[BEGIN]
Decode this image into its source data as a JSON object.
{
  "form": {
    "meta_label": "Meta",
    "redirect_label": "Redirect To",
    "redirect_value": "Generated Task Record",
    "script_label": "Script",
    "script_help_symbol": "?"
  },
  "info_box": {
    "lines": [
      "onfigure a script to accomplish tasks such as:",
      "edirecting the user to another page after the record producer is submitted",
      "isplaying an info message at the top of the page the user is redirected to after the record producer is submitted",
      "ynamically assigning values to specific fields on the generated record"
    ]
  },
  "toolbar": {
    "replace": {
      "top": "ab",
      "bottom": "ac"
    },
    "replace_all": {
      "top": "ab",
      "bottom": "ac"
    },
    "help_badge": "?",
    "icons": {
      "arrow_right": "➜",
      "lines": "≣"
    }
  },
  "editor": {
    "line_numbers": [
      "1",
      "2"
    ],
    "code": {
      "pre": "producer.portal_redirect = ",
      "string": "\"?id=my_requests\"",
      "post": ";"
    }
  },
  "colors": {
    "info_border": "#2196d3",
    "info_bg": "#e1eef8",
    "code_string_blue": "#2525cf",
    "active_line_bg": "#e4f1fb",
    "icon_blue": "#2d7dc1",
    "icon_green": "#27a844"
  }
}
[END]
== EXERCISE DIRECTIONS ==
Your task is to repeat each line of the material exactly.

== CORRECT RESPONSE ==
Decode this image into its source data as a JSON object.
{
  "form": {
    "meta_label": "Meta",
    "redirect_label": "Redirect To",
    "redirect_value": "Generated Task Record",
    "script_label": "Script",
    "script_help_symbol": "?"
  },
  "info_box": {
    "lines": [
      "onfigure a script to accomplish tasks such as:",
      "edirecting the user to another page after the record producer is submitted",
      "isplaying an info message at the top of the page the user is redirected to after the record producer is submitted",
      "ynamically assigning values to specific fields on the generated record"
    ]
  },
  "toolbar": {
    "replace": {
      "top": "ab",
      "bottom": "ac"
    },
    "replace_all": {
      "top": "ab",
      "bottom": "ac"
    },
    "help_badge": "?",
    "icons": {
      "arrow_right": "➜",
      "lines": "≣"
    }
  },
  "editor": {
    "line_numbers": [
      "1",
      "2"
    ],
    "code": {
      "pre": "producer.portal_redirect = ",
      "string": "\"?id=my_requests\"",
      "post": ";"
    }
  },
  "colors": {
    "info_border": "#2196d3",
    "info_bg": "#e1eef8",
    "code_string_blue": "#2525cf",
    "active_line_bg": "#e4f1fb",
    "icon_blue": "#2d7dc1",
    "icon_green": "#27a844"
  }
}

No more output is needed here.